[Records from a collection]
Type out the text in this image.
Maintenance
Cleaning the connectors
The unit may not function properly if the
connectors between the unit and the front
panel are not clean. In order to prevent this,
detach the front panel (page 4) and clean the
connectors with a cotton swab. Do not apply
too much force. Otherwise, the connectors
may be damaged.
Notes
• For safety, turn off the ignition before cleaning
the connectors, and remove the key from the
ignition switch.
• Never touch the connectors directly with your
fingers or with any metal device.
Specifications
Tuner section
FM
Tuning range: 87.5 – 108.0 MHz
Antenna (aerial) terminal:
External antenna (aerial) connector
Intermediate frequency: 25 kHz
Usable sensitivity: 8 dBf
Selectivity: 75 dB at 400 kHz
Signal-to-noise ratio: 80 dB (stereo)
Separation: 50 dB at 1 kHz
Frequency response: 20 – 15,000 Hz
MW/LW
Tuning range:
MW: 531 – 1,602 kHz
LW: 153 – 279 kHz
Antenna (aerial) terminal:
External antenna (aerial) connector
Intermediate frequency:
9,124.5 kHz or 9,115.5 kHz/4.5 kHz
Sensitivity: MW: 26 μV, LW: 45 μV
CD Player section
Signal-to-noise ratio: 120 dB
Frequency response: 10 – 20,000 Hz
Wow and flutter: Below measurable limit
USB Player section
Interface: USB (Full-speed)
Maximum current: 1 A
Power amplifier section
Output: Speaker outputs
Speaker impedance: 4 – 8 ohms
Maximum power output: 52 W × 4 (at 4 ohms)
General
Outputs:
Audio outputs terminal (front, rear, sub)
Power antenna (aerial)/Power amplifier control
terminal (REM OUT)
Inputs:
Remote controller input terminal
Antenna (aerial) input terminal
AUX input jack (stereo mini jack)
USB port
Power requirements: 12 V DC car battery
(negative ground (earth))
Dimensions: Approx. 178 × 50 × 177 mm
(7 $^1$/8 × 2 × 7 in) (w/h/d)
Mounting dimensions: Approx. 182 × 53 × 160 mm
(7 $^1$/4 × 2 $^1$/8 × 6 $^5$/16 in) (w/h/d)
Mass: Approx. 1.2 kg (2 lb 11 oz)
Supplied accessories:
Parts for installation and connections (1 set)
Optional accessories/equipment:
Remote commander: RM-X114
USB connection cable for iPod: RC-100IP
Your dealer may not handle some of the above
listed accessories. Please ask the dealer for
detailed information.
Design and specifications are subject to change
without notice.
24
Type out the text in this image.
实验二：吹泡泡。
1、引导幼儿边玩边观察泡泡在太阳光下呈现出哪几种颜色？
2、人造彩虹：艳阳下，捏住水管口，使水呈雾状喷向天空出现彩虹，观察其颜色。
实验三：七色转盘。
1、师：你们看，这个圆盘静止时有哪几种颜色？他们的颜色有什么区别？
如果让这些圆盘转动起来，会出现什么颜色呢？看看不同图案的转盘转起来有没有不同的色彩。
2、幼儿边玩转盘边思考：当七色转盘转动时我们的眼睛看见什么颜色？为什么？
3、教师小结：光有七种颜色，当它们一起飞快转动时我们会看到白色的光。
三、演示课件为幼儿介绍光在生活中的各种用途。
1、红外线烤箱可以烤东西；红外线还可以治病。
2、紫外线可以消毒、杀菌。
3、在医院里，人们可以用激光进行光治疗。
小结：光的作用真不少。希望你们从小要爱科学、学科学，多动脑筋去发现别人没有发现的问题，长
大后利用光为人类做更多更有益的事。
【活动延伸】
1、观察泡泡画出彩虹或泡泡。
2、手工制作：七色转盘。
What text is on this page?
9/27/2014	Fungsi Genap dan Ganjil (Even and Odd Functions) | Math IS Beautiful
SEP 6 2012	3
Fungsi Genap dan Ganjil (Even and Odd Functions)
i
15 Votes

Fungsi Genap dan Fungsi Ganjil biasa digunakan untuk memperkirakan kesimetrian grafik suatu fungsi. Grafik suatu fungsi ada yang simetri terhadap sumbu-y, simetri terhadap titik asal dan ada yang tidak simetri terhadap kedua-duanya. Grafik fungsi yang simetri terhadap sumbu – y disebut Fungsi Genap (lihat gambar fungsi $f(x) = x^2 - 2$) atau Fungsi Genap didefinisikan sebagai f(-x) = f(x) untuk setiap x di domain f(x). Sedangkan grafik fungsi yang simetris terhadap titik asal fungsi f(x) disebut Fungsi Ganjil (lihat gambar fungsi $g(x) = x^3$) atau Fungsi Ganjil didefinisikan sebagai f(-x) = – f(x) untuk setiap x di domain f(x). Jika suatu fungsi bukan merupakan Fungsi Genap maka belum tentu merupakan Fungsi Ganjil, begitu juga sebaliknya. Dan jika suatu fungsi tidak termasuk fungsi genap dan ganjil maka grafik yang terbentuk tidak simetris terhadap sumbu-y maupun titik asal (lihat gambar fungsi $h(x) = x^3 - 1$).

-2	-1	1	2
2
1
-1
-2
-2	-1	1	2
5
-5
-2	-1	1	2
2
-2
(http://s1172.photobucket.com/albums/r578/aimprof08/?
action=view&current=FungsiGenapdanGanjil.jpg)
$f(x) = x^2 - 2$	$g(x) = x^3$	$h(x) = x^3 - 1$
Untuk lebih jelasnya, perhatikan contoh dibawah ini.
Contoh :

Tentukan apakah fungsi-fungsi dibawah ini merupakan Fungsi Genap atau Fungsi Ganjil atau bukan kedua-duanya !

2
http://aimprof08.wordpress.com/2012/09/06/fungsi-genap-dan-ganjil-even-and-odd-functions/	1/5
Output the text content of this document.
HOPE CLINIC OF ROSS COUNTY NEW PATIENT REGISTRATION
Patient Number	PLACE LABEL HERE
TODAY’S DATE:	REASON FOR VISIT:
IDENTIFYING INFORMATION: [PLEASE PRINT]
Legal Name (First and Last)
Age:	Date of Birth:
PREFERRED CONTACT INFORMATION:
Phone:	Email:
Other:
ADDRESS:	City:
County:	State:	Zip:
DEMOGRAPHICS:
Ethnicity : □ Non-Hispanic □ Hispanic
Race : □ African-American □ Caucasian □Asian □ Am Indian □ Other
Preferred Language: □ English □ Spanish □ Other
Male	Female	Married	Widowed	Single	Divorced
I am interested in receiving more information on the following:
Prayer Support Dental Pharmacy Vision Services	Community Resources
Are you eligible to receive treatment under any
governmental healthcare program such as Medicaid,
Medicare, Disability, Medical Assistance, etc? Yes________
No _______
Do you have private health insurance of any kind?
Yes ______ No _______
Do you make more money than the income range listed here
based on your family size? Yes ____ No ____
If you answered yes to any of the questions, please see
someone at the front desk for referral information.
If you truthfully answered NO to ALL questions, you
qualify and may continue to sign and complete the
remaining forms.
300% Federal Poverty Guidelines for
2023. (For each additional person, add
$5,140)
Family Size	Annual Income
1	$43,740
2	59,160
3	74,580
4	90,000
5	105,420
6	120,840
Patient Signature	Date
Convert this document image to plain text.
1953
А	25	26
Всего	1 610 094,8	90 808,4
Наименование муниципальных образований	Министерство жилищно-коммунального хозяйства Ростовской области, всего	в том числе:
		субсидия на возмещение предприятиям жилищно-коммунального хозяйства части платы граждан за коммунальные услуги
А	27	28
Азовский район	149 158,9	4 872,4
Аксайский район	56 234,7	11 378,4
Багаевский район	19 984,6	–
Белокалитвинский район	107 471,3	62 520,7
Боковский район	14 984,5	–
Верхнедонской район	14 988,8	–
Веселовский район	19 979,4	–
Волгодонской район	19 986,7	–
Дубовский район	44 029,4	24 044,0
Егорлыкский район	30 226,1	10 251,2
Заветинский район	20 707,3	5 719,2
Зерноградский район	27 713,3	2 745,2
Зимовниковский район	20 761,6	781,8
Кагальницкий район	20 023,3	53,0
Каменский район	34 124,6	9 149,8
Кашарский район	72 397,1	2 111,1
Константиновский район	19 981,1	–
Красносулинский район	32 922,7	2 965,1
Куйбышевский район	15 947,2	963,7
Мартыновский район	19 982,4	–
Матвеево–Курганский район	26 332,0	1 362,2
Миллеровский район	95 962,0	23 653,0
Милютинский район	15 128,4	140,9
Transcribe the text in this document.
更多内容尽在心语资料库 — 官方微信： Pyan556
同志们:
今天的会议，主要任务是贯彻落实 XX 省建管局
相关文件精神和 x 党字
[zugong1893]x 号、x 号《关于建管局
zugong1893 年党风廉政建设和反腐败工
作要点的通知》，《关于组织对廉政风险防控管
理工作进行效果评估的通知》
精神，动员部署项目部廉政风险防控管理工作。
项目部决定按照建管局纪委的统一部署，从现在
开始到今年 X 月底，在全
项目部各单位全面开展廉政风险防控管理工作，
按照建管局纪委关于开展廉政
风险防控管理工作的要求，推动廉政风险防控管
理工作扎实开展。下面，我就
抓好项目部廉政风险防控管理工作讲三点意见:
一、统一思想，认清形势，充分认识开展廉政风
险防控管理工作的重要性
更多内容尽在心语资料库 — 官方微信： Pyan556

* **Directive**
Filter the listing for the word "this" and copy every line that holds it.

* **Written response**
Type out the text in this image.
panel are not clean. In order to prevent this,
Type out the text in this image.
What text is on this page?
Output the text content of this document.
Convert this document image to plain text.
Transcribe the text in this document.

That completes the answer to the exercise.